#### [WORKING DATA]
* BEGIN *

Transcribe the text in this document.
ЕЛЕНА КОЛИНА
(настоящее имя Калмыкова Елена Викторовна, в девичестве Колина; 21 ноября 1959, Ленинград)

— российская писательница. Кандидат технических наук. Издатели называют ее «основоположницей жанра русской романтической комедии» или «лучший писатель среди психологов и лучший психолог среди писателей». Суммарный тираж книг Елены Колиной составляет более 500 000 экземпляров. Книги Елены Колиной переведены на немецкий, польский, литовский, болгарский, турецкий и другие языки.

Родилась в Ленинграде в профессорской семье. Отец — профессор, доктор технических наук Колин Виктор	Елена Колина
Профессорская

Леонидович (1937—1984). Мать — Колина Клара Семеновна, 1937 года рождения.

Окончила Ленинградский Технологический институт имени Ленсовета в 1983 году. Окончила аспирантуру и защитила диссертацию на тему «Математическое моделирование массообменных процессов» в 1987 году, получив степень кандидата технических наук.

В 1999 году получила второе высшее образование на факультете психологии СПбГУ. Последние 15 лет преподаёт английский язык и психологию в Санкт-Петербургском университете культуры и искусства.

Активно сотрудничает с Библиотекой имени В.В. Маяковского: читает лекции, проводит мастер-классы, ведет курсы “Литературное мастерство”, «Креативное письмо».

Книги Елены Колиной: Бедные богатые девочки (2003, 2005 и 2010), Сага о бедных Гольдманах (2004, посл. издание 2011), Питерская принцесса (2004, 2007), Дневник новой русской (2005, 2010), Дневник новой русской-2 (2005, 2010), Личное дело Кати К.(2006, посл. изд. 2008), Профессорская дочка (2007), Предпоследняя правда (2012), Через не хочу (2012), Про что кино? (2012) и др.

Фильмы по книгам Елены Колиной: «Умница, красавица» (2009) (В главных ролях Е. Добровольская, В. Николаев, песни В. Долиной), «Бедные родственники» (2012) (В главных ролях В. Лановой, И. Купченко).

* END *

#### [TASK BRIEF]
Give every line of the material again, exactly as it reads.

#### [CORRECT RESPONSE]
Transcribe the text in this document.
ЕЛЕНА КОЛИНА
(настоящее имя Калмыкова Елена Викторовна, в девичестве Колина; 21 ноября 1959, Ленинград)

— российская писательница. Кандидат технических наук. Издатели называют ее «основоположницей жанра русской романтической комедии» или «лучший писатель среди психологов и лучший психолог среди писателей». Суммарный тираж книг Елены Колиной составляет более 500 000 экземпляров. Книги Елены Колиной переведены на немецкий, польский, литовский, болгарский, турецкий и другие языки.

Родилась в Ленинграде в профессорской семье. Отец — профессор, доктор технических наук Колин Виктор	Елена Колина
Профессорская

Леонидович (1937—1984). Мать — Колина Клара Семеновна, 1937 года рождения.

Окончила Ленинградский Технологический институт имени Ленсовета в 1983 году. Окончила аспирантуру и защитила диссертацию на тему «Математическое моделирование массообменных процессов» в 1987 году, получив степень кандидата технических наук.

В 1999 году получила второе высшее образование на факультете психологии СПбГУ. Последние 15 лет преподаёт английский язык и психологию в Санкт-Петербургском университете культуры и искусства.

Активно сотрудничает с Библиотекой имени В.В. Маяковского: читает лекции, проводит мастер-классы, ведет курсы “Литературное мастерство”, «Креативное письмо».

Книги Елены Колиной: Бедные богатые девочки (2003, 2005 и 2010), Сага о бедных Гольдманах (2004, посл. издание 2011), Питерская принцесса (2004, 2007), Дневник новой русской (2005, 2010), Дневник новой русской-2 (2005, 2010), Личное дело Кати К.(2006, посл. изд. 2008), Профессорская дочка (2007), Предпоследняя правда (2012), Через не хочу (2012), Про что кино? (2012) и др.

Фильмы по книгам Елены Колиной: «Умница, красавица» (2009) (В главных ролях Е. Добровольская, В. Николаев, песни В. Долиной), «Бедные родственники» (2012) (В главных ролях В. Лановой, И. Купченко).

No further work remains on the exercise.